[Begin MATERIAL PROVIDED]

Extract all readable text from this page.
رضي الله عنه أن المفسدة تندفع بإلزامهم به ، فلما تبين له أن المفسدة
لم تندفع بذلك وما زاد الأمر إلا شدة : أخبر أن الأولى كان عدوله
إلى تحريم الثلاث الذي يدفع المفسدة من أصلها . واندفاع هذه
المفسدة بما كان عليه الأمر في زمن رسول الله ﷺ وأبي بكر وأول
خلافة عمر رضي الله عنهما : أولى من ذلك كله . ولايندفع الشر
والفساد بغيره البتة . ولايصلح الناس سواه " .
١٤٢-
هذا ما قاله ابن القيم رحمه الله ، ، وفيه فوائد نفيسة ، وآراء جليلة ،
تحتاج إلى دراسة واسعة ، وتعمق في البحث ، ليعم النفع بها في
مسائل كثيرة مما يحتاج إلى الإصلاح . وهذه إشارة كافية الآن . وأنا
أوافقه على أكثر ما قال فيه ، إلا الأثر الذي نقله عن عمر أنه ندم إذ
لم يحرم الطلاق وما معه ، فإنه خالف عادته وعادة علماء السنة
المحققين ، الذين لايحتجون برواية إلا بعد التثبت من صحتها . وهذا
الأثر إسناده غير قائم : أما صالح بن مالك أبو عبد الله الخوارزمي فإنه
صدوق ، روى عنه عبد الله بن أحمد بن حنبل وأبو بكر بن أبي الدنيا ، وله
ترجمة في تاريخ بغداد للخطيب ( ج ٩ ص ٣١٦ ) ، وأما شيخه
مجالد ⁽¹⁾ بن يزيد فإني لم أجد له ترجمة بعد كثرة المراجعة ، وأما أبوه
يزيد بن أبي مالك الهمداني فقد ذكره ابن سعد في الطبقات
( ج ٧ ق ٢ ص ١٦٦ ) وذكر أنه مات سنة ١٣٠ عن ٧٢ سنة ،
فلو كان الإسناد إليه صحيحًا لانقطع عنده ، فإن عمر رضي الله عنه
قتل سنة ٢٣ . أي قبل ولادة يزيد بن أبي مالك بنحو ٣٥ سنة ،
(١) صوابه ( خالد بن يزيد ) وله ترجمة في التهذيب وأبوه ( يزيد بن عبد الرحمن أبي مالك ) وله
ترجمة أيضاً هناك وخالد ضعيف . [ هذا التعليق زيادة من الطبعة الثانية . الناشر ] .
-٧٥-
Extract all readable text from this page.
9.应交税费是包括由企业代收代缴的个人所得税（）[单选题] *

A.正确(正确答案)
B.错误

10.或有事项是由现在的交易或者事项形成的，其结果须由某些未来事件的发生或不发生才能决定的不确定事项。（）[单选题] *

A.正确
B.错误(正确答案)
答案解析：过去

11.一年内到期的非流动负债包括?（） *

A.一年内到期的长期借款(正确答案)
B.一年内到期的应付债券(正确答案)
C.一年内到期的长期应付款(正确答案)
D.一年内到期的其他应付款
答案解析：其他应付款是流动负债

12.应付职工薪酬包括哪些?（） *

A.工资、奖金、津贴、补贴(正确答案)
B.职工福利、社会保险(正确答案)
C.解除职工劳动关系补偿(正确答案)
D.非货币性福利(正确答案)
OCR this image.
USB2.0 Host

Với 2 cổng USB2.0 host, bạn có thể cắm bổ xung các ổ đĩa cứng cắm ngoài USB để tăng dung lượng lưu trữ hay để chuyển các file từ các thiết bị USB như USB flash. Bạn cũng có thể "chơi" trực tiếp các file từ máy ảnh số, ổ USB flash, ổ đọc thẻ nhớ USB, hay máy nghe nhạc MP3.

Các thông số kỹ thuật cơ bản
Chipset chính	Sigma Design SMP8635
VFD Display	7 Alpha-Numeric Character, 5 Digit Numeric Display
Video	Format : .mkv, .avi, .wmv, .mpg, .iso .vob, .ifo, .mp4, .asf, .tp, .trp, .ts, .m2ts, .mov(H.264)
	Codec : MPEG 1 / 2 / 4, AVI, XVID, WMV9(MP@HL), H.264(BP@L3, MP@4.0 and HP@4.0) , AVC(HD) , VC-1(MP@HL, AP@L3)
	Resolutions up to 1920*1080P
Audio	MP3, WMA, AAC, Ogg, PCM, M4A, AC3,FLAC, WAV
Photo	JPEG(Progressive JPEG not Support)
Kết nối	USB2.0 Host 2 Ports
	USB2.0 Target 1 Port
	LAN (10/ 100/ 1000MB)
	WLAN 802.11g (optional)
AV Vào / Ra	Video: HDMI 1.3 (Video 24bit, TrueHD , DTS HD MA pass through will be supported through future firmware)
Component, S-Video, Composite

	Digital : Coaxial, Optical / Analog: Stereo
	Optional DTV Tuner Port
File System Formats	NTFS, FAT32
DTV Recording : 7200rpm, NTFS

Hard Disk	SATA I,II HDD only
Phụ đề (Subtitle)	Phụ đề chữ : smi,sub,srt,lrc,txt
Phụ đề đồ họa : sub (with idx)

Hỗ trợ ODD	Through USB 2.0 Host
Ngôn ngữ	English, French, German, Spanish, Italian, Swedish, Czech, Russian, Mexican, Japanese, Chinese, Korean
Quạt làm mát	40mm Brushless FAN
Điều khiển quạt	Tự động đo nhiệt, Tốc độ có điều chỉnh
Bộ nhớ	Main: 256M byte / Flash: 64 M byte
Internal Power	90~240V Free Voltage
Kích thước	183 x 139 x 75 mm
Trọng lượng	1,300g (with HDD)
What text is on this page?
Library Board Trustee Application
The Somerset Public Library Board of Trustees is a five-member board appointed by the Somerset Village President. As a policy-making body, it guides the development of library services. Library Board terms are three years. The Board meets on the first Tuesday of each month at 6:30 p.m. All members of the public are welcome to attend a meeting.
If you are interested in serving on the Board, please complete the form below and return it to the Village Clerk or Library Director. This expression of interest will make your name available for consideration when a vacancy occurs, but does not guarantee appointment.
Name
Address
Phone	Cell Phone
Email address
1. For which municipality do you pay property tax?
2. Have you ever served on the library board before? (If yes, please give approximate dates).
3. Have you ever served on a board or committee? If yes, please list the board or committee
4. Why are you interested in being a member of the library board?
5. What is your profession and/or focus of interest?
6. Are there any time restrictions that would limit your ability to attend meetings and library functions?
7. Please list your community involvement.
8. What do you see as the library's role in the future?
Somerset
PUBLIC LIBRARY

[End MATERIAL PROVIDED]

EXERCISE DIRECTIONS
Check the data for the word "with" and pull out the lines that have it.

FINISHED EXERCISE
Phụ đề đồ họa : sub (with idx)
Trọng lượng	1,300g (with HDD)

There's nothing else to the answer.